◆ **Your instructions**
Your task is to reproduce the entries below word for word.

===============

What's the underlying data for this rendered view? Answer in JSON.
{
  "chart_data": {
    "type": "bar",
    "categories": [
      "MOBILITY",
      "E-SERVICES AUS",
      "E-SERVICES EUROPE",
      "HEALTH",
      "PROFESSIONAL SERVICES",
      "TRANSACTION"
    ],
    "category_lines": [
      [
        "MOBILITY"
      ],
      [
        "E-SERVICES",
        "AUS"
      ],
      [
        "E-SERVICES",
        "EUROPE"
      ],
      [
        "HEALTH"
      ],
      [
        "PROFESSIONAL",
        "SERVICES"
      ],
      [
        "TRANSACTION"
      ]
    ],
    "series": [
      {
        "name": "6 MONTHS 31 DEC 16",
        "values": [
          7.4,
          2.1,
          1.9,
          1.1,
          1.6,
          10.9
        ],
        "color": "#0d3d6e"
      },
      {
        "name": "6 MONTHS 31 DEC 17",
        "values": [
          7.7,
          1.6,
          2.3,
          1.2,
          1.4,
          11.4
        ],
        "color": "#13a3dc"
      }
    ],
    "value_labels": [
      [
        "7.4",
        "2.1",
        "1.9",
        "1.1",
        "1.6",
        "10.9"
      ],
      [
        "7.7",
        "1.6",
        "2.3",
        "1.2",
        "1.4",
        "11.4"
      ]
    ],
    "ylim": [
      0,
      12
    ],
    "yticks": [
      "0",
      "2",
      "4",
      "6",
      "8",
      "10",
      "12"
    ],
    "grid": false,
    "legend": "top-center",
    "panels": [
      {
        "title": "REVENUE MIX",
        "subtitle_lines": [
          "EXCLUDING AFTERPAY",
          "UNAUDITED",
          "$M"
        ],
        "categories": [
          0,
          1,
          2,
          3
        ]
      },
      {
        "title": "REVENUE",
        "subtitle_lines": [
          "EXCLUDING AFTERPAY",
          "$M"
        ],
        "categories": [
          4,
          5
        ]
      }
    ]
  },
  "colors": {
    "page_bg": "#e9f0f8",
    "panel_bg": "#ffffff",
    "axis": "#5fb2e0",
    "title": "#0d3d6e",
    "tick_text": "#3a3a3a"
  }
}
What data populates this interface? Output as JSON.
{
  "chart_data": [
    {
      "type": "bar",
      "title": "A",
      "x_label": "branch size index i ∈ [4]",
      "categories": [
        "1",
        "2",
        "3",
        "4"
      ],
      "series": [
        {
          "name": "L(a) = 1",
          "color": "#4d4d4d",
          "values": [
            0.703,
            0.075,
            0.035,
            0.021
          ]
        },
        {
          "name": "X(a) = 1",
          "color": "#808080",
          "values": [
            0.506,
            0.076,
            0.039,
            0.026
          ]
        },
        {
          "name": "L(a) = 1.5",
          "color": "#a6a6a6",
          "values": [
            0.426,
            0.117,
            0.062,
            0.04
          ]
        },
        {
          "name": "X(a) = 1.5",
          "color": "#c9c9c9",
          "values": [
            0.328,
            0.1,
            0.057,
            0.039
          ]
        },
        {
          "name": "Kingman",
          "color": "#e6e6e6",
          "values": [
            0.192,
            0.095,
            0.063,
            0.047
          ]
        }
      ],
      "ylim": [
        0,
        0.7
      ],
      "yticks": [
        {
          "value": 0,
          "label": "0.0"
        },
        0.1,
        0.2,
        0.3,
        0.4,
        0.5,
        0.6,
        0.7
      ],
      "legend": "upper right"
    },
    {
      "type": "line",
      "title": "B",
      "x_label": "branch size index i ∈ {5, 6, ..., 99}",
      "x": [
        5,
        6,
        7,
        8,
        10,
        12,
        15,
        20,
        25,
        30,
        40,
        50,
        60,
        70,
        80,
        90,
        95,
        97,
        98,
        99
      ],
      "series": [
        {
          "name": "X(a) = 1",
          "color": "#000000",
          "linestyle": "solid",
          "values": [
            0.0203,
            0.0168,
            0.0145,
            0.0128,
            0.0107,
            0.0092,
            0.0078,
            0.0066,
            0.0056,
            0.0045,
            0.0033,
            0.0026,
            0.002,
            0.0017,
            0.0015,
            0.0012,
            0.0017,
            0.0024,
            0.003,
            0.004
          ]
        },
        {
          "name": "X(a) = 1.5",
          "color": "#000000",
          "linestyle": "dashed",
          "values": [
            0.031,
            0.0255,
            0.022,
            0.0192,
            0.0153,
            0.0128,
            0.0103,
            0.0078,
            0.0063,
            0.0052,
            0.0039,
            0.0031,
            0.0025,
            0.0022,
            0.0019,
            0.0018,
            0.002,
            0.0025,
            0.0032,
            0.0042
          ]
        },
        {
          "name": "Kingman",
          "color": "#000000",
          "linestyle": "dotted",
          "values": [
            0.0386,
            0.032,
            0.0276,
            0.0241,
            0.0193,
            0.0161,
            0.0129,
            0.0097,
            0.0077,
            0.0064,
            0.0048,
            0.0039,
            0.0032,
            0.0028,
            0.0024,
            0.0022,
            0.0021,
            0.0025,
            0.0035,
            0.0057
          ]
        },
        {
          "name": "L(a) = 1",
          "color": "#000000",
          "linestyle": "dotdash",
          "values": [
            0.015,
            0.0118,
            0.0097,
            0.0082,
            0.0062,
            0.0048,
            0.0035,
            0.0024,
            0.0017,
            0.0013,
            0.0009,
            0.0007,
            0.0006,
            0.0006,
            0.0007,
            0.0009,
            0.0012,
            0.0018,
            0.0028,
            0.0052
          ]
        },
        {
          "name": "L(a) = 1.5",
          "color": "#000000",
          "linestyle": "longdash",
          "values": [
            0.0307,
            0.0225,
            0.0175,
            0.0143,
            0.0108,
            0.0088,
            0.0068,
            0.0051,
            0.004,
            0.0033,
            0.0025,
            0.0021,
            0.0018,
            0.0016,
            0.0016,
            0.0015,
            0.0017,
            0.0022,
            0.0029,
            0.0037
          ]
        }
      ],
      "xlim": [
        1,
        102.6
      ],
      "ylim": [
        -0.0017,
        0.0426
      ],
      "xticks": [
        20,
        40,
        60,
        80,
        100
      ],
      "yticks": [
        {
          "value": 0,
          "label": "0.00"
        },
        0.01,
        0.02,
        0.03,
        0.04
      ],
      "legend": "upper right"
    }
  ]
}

===============

◆ **Solved problem**
What's the underlying data for this rendered view? Answer in JSON.
{
  "chart_data": {
    "type": "bar",
    "categories": [
      "MOBILITY",
      "E-SERVICES AUS",
      "E-SERVICES EUROPE",
      "HEALTH",
      "PROFESSIONAL SERVICES",
      "TRANSACTION"
    ],
    "category_lines": [
      [
        "MOBILITY"
      ],
      [
        "E-SERVICES",
        "AUS"
      ],
      [
        "E-SERVICES",
        "EUROPE"
      ],
      [
        "HEALTH"
      ],
      [
        "PROFESSIONAL",
        "SERVICES"
      ],
      [
        "TRANSACTION"
      ]
    ],
    "series": [
      {
        "name": "6 MONTHS 31 DEC 16",
        "values": [
          7.4,
          2.1,
          1.9,
          1.1,
          1.6,
          10.9
        ],
        "color": "#0d3d6e"
      },
      {
        "name": "6 MONTHS 31 DEC 17",
        "values": [
          7.7,
          1.6,
          2.3,
          1.2,
          1.4,
          11.4
        ],
        "color": "#13a3dc"
      }
    ],
    "value_labels": [
      [
        "7.4",
        "2.1",
        "1.9",
        "1.1",
        "1.6",
        "10.9"
      ],
      [
        "7.7",
        "1.6",
        "2.3",
        "1.2",
        "1.4",
        "11.4"
      ]
    ],
    "ylim": [
      0,
      12
    ],
    "yticks": [
      "0",
      "2",
      "4",
      "6",
      "8",
      "10",
      "12"
    ],
    "grid": false,
    "legend": "top-center",
    "panels": [
      {
        "title": "REVENUE MIX",
        "subtitle_lines": [
          "EXCLUDING AFTERPAY",
          "UNAUDITED",
          "$M"
        ],
        "categories": [
          0,
          1,
          2,
          3
        ]
      },
      {
        "title": "REVENUE",
        "subtitle_lines": [
          "EXCLUDING AFTERPAY",
          "$M"
        ],
        "categories": [
          4,
          5
        ]
      }
    ]
  },
  "colors": {
    "page_bg": "#e9f0f8",
    "panel_bg": "#ffffff",
    "axis": "#5fb2e0",
    "title": "#0d3d6e",
    "tick_text": "#3a3a3a"
  }
}
What data populates this interface? Output as JSON.
{
  "chart_data": [
    {
      "type": "bar",
      "title": "A",
      "x_label": "branch size index i ∈ [4]",
      "categories": [
        "1",
        "2",
        "3",
        "4"
      ],
      "series": [
        {
          "name": "L(a) = 1",
          "color": "#4d4d4d",
          "values": [
            0.703,
            0.075,
            0.035,
            0.021
          ]
        },
        {
          "name": "X(a) = 1",
          "color": "#808080",
          "values": [
            0.506,
            0.076,
            0.039,
            0.026
          ]
        },
        {
          "name": "L(a) = 1.5",
          "color": "#a6a6a6",
          "values": [
            0.426,
            0.117,
            0.062,
            0.04
          ]
        },
        {
          "name": "X(a) = 1.5",
          "color": "#c9c9c9",
          "values": [
            0.328,
            0.1,
            0.057,
            0.039
          ]
        },
        {
          "name": "Kingman",
          "color": "#e6e6e6",
          "values": [
            0.192,
            0.095,
            0.063,
            0.047
          ]
        }
      ],
      "ylim": [
        0,
        0.7
      ],
      "yticks": [
        {
          "value": 0,
          "label": "0.0"
        },
        0.1,
        0.2,
        0.3,
        0.4,
        0.5,
        0.6,
        0.7
      ],
      "legend": "upper right"
    },
    {
      "type": "line",
      "title": "B",
      "x_label": "branch size index i ∈ {5, 6, ..., 99}",
      "x": [
        5,
        6,
        7,
        8,
        10,
        12,
        15,
        20,
        25,
        30,
        40,
        50,
        60,
        70,
        80,
        90,
        95,
        97,
        98,
        99
      ],
      "series": [
        {
          "name": "X(a) = 1",
          "color": "#000000",
          "linestyle": "solid",
          "values": [
            0.0203,
            0.0168,
            0.0145,
            0.0128,
            0.0107,
            0.0092,
            0.0078,
            0.0066,
            0.0056,
            0.0045,
            0.0033,
            0.0026,
            0.002,
            0.0017,
            0.0015,
            0.0012,
            0.0017,
            0.0024,
            0.003,
            0.004
          ]
        },
        {
          "name": "X(a) = 1.5",
          "color": "#000000",
          "linestyle": "dashed",
          "values": [
            0.031,
            0.0255,
            0.022,
            0.0192,
            0.0153,
            0.0128,
            0.0103,
            0.0078,
            0.0063,
            0.0052,
            0.0039,
            0.0031,
            0.0025,
            0.0022,
            0.0019,
            0.0018,
            0.002,
            0.0025,
            0.0032,
            0.0042
          ]
        },
        {
          "name": "Kingman",
          "color": "#000000",
          "linestyle": "dotted",
          "values": [
            0.0386,
            0.032,
            0.0276,
            0.0241,
            0.0193,
            0.0161,
            0.0129,
            0.0097,
            0.0077,
            0.0064,
            0.0048,
            0.0039,
            0.0032,
            0.0028,
            0.0024,
            0.0022,
            0.0021,
            0.0025,
            0.0035,
            0.0057
          ]
        },
        {
          "name": "L(a) = 1",
          "color": "#000000",
          "linestyle": "dotdash",
          "values": [
            0.015,
            0.0118,
            0.0097,
            0.0082,
            0.0062,
            0.0048,
            0.0035,
            0.0024,
            0.0017,
            0.0013,
            0.0009,
            0.0007,
            0.0006,
            0.0006,
            0.0007,
            0.0009,
            0.0012,
            0.0018,
            0.0028,
            0.0052
          ]
        },
        {
          "name": "L(a) = 1.5",
          "color": "#000000",
          "linestyle": "longdash",
          "values": [
            0.0307,
            0.0225,
            0.0175,
            0.0143,
            0.0108,
            0.0088,
            0.0068,
            0.0051,
            0.004,
            0.0033,
            0.0025,
            0.0021,
            0.0018,
            0.0016,
            0.0016,
            0.0015,
            0.0017,
            0.0022,
            0.0029,
            0.0037
          ]
        }
      ],
      "xlim": [
        1,
        102.6
      ],
      "ylim": [
        -0.0017,
        0.0426
      ],
      "xticks": [
        20,
        40,
        60,
        80,
        100
      ],
      "yticks": [
        {
          "value": 0,
          "label": "0.00"
        },
        0.01,
        0.02,
        0.03,
        0.04
      ],
      "legend": "upper right"
    }
  ]
}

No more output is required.